• What is being asked: Revise the lines below, replacing every occurrence of "Nb of downloads" with "Number of downloads" and leaving everything else unchanged.

• Provided information:
····················
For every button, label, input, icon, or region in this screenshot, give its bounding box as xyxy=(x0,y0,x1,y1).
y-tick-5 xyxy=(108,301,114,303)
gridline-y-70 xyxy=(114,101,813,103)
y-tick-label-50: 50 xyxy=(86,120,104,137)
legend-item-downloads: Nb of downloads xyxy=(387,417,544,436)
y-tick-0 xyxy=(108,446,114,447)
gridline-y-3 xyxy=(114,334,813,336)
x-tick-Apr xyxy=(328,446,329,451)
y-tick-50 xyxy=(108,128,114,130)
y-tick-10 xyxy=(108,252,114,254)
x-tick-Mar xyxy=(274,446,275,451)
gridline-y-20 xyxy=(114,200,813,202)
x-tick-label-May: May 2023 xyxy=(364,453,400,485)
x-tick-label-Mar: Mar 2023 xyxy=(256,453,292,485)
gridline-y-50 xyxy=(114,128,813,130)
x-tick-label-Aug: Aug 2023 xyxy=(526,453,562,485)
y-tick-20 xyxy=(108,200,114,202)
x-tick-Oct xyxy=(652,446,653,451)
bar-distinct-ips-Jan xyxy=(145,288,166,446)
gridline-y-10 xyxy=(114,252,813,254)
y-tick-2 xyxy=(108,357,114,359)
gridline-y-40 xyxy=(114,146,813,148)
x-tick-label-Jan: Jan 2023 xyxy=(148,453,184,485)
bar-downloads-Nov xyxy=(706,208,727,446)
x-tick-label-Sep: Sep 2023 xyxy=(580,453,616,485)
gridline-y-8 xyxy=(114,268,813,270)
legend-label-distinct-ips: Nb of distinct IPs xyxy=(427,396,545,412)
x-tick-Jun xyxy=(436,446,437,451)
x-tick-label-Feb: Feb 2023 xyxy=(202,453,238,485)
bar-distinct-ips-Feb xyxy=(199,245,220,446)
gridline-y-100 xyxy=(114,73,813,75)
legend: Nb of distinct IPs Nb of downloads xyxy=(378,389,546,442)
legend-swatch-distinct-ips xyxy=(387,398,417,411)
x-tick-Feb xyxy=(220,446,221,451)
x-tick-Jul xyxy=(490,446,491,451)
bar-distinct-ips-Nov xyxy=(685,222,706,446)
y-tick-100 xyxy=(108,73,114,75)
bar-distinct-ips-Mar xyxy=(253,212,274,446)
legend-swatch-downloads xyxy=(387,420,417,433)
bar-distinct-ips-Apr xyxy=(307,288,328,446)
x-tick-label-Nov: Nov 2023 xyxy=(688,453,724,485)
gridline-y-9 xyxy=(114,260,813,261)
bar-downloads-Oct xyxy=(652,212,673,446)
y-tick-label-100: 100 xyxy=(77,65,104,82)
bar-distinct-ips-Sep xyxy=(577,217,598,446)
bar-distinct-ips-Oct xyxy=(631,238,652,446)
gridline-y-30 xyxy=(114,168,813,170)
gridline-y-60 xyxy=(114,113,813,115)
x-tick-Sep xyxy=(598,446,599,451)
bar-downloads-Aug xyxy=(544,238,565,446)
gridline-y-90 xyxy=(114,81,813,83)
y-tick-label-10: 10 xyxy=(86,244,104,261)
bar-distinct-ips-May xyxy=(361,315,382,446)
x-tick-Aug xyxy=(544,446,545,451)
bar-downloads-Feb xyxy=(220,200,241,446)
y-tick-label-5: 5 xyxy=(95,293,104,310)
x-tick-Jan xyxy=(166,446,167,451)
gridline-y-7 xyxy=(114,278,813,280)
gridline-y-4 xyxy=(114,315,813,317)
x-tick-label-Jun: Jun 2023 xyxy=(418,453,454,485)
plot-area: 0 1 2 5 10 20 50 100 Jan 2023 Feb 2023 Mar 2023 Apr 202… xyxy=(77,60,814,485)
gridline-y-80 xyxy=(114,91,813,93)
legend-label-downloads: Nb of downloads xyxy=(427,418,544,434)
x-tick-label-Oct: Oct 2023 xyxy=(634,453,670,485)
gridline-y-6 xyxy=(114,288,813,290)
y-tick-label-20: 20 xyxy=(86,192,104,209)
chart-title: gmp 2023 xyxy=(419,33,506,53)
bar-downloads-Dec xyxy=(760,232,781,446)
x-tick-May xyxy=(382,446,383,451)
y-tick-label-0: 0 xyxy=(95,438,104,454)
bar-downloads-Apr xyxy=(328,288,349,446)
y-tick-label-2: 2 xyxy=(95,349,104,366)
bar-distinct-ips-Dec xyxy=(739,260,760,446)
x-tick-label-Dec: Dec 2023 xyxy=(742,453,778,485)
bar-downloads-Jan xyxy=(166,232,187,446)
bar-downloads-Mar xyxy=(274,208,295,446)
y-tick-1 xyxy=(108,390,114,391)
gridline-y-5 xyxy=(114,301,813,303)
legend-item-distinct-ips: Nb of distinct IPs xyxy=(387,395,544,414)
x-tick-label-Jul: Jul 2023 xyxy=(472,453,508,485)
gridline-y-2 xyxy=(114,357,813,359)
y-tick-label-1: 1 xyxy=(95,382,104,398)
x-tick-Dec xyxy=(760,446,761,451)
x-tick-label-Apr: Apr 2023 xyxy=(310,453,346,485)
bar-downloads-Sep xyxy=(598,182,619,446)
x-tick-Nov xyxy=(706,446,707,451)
····················
• Task answer:
For every button, label, input, icon, or region in this screenshot, give its bounding box as xyxy=(x0,y0,x1,y1).
y-tick-5 xyxy=(108,301,114,303)
gridline-y-70 xyxy=(114,101,813,103)
y-tick-label-50: 50 xyxy=(86,120,104,137)
legend-item-downloads: Number of downloads xyxy=(387,417,544,436)
y-tick-0 xyxy=(108,446,114,447)
gridline-y-3 xyxy=(114,334,813,336)
x-tick-Apr xyxy=(328,446,329,451)
y-tick-50 xyxy=(108,128,114,130)
y-tick-10 xyxy=(108,252,114,254)
x-tick-Mar xyxy=(274,446,275,451)
gridline-y-20 xyxy=(114,200,813,202)
x-tick-label-May: May 2023 xyxy=(364,453,400,485)
x-tick-label-Mar: Mar 2023 xyxy=(256,453,292,485)
gridline-y-50 xyxy=(114,128,813,130)
x-tick-label-Aug: Aug 2023 xyxy=(526,453,562,485)
y-tick-20 xyxy=(108,200,114,202)
x-tick-Oct xyxy=(652,446,653,451)
bar-distinct-ips-Jan xyxy=(145,288,166,446)
gridline-y-10 xyxy=(114,252,813,254)
y-tick-2 xyxy=(108,357,114,359)
gridline-y-40 xyxy=(114,146,813,148)
x-tick-label-Jan: Jan 2023 xyxy=(148,453,184,485)
bar-downloads-Nov xyxy=(706,208,727,446)
x-tick-label-Sep: Sep 2023 xyxy=(580,453,616,485)
gridline-y-8 xyxy=(114,268,813,270)
legend-label-distinct-ips: Nb of distinct IPs xyxy=(427,396,545,412)
x-tick-Jun xyxy=(436,446,437,451)
x-tick-label-Feb: Feb 2023 xyxy=(202,453,238,485)
bar-distinct-ips-Feb xyxy=(199,245,220,446)
gridline-y-100 xyxy=(114,73,813,75)
legend: Nb of distinct IPs Number of downloads xyxy=(378,389,546,442)
legend-swatch-distinct-ips xyxy=(387,398,417,411)
x-tick-Feb xyxy=(220,446,221,451)
x-tick-Jul xyxy=(490,446,491,451)
bar-distinct-ips-Nov xyxy=(685,222,706,446)
y-tick-100 xyxy=(108,73,114,75)
bar-distinct-ips-Mar xyxy=(253,212,274,446)
legend-swatch-downloads xyxy=(387,420,417,433)
bar-distinct-ips-Apr xyxy=(307,288,328,446)
x-tick-label-Nov: Nov 2023 xyxy=(688,453,724,485)
gridline-y-9 xyxy=(114,260,813,261)
bar-downloads-Oct xyxy=(652,212,673,446)
y-tick-label-100: 100 xyxy=(77,65,104,82)
bar-distinct-ips-Sep xyxy=(577,217,598,446)
bar-distinct-ips-Oct xyxy=(631,238,652,446)
gridline-y-30 xyxy=(114,168,813,170)
gridline-y-60 xyxy=(114,113,813,115)
x-tick-Sep xyxy=(598,446,599,451)
bar-downloads-Aug xyxy=(544,238,565,446)
gridline-y-90 xyxy=(114,81,813,83)
y-tick-label-10: 10 xyxy=(86,244,104,261)
bar-distinct-ips-May xyxy=(361,315,382,446)
x-tick-Aug xyxy=(544,446,545,451)
bar-downloads-Feb xyxy=(220,200,241,446)
y-tick-label-5: 5 xyxy=(95,293,104,310)
x-tick-Jan xyxy=(166,446,167,451)
gridline-y-7 xyxy=(114,278,813,280)
gridline-y-4 xyxy=(114,315,813,317)
x-tick-label-Jun: Jun 2023 xyxy=(418,453,454,485)
plot-area: 0 1 2 5 10 20 50 100 Jan 2023 Feb 2023 Mar 2023 Apr 202… xyxy=(77,60,814,485)
gridline-y-80 xyxy=(114,91,813,93)
legend-label-downloads: Number of downloads xyxy=(427,418,544,434)
x-tick-label-Oct: Oct 2023 xyxy=(634,453,670,485)
gridline-y-6 xyxy=(114,288,813,290)
y-tick-label-20: 20 xyxy=(86,192,104,209)
chart-title: gmp 2023 xyxy=(419,33,506,53)
bar-downloads-Dec xyxy=(760,232,781,446)
x-tick-May xyxy=(382,446,383,451)
y-tick-label-0: 0 xyxy=(95,438,104,454)
bar-downloads-Apr xyxy=(328,288,349,446)
y-tick-label-2: 2 xyxy=(95,349,104,366)
bar-distinct-ips-Dec xyxy=(739,260,760,446)
x-tick-label-Dec: Dec 2023 xyxy=(742,453,778,485)
bar-downloads-Jan xyxy=(166,232,187,446)
bar-downloads-Mar xyxy=(274,208,295,446)
y-tick-1 xyxy=(108,390,114,391)
gridline-y-5 xyxy=(114,301,813,303)
legend-item-distinct-ips: Nb of distinct IPs xyxy=(387,395,544,414)
x-tick-label-Jul: Jul 2023 xyxy=(472,453,508,485)
gridline-y-2 xyxy=(114,357,813,359)
y-tick-label-1: 1 xyxy=(95,382,104,398)
x-tick-Dec xyxy=(760,446,761,451)
x-tick-label-Apr: Apr 2023 xyxy=(310,453,346,485)
bar-downloads-Sep xyxy=(598,182,619,446)
x-tick-Nov xyxy=(706,446,707,451)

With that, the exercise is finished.